Rows from a dataset |
· · · · · · ·
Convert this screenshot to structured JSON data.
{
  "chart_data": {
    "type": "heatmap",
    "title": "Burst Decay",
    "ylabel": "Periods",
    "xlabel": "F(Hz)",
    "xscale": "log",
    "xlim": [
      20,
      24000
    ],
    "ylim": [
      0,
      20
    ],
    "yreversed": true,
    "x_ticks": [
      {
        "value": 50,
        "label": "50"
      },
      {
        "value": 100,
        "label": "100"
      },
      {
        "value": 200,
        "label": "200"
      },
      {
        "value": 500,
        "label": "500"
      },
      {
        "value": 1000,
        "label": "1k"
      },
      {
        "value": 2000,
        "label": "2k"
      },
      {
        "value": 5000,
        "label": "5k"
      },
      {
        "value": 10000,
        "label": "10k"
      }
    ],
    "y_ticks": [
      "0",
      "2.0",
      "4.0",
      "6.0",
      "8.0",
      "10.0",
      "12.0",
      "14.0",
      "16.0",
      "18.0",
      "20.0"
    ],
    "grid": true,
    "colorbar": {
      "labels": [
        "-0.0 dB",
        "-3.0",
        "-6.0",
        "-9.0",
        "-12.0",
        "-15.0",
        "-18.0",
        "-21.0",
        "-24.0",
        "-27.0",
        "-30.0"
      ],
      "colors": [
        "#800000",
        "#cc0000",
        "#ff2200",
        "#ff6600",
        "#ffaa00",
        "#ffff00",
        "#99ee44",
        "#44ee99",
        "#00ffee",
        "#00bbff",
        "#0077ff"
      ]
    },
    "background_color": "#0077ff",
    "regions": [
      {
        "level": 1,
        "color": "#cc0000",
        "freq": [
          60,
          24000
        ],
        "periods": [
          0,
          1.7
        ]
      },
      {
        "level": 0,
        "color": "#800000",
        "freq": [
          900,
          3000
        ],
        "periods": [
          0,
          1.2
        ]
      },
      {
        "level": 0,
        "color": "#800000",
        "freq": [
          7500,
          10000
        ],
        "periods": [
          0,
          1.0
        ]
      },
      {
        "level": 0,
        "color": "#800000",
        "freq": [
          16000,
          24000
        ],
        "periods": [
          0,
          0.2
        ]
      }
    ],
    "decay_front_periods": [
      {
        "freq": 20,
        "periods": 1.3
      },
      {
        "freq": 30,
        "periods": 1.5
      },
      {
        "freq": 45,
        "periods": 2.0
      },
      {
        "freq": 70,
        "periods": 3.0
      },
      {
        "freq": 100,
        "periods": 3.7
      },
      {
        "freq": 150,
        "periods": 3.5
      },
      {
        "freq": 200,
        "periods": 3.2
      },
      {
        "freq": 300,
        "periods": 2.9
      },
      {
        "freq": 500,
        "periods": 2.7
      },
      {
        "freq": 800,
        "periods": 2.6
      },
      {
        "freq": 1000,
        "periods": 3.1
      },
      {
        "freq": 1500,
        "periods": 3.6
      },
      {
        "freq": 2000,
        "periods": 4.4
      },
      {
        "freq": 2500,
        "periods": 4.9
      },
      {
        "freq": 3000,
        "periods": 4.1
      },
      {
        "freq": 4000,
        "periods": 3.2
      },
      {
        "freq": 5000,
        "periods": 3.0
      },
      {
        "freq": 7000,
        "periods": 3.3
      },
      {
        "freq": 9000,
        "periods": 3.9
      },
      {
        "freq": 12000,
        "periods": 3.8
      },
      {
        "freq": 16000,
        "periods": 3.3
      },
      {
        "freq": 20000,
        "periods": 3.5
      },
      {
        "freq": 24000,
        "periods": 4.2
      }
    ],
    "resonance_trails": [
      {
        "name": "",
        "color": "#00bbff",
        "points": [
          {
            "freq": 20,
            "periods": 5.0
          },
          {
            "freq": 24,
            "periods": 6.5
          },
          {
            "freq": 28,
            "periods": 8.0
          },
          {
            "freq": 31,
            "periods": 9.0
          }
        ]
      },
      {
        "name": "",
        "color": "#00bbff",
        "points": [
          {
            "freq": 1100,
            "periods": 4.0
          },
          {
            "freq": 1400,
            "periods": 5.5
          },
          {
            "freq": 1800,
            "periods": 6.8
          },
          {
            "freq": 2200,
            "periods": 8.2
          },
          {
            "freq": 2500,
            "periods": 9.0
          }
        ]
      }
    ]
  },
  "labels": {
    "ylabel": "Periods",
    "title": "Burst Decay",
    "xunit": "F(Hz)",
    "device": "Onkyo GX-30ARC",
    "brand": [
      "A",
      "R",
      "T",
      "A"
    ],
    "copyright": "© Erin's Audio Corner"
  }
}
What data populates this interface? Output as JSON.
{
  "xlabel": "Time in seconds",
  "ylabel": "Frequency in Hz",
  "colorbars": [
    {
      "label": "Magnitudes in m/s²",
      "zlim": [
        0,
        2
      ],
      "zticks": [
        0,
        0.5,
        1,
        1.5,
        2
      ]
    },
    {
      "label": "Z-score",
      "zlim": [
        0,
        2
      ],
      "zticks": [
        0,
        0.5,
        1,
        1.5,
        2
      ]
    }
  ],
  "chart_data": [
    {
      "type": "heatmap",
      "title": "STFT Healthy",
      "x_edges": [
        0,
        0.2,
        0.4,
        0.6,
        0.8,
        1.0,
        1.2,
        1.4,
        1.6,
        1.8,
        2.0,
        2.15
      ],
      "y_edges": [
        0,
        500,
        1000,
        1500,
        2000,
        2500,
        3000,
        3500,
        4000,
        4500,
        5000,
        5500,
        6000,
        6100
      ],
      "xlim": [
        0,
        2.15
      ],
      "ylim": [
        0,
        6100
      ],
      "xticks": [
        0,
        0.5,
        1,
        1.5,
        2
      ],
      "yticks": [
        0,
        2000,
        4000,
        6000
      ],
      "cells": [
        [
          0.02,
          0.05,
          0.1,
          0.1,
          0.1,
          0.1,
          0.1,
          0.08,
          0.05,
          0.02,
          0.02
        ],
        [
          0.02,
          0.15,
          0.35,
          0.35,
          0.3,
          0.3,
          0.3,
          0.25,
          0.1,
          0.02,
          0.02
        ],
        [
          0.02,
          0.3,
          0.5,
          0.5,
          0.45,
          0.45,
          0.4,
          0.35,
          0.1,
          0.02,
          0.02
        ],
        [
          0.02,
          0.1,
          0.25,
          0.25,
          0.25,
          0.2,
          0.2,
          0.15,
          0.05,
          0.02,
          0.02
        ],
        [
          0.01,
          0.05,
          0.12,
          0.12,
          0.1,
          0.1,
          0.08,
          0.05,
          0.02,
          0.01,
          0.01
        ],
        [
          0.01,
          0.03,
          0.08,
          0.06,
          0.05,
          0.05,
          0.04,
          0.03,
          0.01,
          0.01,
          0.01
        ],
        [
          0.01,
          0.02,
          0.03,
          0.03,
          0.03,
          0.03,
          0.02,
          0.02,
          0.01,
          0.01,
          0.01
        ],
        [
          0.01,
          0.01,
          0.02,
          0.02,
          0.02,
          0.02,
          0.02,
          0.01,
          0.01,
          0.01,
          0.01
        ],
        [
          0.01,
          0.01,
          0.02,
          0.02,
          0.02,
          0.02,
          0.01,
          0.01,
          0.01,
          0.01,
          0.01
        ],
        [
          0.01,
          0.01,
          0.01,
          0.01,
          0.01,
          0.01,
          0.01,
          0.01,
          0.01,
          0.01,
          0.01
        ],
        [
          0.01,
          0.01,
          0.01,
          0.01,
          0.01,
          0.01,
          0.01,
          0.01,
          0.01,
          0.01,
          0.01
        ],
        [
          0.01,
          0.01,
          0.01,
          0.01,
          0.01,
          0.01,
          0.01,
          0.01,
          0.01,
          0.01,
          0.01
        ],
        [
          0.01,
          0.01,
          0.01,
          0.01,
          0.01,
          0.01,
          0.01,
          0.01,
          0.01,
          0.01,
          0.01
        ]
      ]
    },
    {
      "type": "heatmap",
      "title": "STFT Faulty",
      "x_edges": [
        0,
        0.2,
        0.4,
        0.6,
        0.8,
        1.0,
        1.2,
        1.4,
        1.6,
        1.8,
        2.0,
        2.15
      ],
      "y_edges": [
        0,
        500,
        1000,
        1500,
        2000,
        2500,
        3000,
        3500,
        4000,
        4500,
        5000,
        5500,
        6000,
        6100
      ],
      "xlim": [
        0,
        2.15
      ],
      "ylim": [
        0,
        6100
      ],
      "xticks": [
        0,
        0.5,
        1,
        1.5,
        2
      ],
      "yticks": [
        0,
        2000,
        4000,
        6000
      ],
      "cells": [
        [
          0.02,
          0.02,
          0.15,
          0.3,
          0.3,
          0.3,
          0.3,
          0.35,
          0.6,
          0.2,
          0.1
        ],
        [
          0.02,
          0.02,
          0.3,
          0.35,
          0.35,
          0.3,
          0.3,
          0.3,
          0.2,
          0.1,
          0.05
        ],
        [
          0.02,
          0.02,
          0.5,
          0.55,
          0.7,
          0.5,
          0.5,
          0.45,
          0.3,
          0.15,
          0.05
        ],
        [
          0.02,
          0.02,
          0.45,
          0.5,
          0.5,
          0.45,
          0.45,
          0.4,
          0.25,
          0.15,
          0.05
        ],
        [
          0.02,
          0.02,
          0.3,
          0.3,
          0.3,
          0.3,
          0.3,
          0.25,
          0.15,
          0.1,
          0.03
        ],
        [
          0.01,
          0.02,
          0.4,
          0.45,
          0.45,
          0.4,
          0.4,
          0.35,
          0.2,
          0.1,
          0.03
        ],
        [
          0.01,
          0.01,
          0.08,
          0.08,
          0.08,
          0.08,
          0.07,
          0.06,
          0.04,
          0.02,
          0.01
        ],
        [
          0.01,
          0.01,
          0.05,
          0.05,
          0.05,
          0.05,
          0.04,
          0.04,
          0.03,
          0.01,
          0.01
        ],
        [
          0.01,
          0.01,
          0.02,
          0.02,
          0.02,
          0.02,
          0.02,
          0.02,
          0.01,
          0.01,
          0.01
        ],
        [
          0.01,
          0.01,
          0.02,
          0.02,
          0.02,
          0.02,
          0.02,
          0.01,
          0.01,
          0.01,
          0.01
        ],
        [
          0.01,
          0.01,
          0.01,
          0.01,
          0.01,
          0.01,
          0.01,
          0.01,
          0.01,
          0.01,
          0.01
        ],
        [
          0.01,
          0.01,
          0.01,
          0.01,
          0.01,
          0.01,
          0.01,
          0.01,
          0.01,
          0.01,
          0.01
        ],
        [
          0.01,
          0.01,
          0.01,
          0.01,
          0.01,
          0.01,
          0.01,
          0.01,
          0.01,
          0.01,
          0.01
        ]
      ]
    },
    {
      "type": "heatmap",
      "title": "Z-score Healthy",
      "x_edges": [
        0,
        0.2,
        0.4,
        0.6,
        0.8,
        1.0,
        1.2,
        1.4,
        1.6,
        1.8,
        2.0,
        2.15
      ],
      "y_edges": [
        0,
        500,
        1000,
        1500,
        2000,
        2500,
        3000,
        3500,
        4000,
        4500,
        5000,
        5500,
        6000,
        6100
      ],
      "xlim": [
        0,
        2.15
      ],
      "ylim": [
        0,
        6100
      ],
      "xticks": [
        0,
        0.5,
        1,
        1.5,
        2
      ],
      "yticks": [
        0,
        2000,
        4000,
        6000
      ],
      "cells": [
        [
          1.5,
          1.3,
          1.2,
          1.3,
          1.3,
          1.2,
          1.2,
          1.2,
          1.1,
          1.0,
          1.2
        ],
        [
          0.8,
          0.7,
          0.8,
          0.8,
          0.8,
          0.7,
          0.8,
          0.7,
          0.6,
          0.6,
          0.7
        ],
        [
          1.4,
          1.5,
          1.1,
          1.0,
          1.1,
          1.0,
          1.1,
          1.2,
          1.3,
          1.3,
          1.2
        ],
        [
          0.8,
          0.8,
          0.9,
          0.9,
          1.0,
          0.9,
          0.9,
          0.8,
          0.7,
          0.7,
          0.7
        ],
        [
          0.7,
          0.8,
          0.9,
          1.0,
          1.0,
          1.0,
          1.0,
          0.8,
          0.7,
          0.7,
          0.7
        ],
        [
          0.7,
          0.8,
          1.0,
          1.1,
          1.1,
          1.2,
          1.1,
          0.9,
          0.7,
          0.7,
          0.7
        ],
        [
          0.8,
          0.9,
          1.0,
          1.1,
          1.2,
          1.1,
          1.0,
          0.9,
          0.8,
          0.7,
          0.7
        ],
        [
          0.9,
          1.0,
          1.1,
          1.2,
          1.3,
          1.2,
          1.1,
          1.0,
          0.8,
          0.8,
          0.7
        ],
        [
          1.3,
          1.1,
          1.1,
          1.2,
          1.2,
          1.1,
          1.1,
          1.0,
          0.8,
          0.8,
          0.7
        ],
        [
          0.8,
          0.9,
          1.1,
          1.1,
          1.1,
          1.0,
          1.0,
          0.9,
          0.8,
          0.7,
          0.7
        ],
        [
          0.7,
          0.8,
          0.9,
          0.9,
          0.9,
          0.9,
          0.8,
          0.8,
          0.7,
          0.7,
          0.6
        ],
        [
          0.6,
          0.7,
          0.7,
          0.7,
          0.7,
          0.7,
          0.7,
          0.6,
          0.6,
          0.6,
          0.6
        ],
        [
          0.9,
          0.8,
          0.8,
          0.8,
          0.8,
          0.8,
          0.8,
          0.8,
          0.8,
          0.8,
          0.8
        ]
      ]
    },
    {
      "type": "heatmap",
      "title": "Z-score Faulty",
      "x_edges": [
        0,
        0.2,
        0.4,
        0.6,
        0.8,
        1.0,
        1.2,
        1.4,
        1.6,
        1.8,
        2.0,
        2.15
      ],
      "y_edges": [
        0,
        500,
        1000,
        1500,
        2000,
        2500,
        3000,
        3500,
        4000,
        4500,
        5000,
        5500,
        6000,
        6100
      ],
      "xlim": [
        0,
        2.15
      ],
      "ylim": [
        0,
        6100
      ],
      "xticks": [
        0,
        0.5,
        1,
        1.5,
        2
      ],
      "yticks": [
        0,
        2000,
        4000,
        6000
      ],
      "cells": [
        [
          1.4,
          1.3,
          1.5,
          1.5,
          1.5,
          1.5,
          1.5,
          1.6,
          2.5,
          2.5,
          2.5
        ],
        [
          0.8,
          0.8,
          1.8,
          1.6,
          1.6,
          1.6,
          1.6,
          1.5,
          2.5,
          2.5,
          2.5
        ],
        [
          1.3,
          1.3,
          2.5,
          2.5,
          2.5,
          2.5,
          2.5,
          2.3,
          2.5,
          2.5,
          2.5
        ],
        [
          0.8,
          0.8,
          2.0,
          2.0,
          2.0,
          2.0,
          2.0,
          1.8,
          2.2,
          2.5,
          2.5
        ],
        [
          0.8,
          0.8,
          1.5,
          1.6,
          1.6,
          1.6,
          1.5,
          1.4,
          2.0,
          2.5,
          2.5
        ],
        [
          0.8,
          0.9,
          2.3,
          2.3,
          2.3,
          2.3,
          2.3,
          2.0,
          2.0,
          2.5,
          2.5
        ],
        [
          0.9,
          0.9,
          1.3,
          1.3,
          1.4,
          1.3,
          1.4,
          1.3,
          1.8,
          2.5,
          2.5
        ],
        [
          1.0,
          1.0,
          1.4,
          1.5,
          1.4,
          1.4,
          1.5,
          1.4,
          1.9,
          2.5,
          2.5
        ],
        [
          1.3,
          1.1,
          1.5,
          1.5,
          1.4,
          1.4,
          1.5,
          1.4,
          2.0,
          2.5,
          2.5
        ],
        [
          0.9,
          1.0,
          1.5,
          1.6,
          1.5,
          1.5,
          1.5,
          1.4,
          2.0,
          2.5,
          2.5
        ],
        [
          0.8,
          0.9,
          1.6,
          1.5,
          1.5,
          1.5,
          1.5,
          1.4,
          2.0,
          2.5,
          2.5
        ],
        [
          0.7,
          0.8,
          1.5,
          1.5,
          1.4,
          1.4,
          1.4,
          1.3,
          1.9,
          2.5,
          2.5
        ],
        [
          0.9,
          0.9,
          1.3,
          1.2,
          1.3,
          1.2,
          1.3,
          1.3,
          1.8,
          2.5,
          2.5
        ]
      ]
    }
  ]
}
· · · · · · ·
Challenge | Pick out the lines that have the word "value". Copy them all.

Expected output |
        "value": 50,
        "value": 100,
        "value": 200,
        "value": 500,
        "value": 1000,
        "value": 2000,
        "value": 5000,
        "value": 10000,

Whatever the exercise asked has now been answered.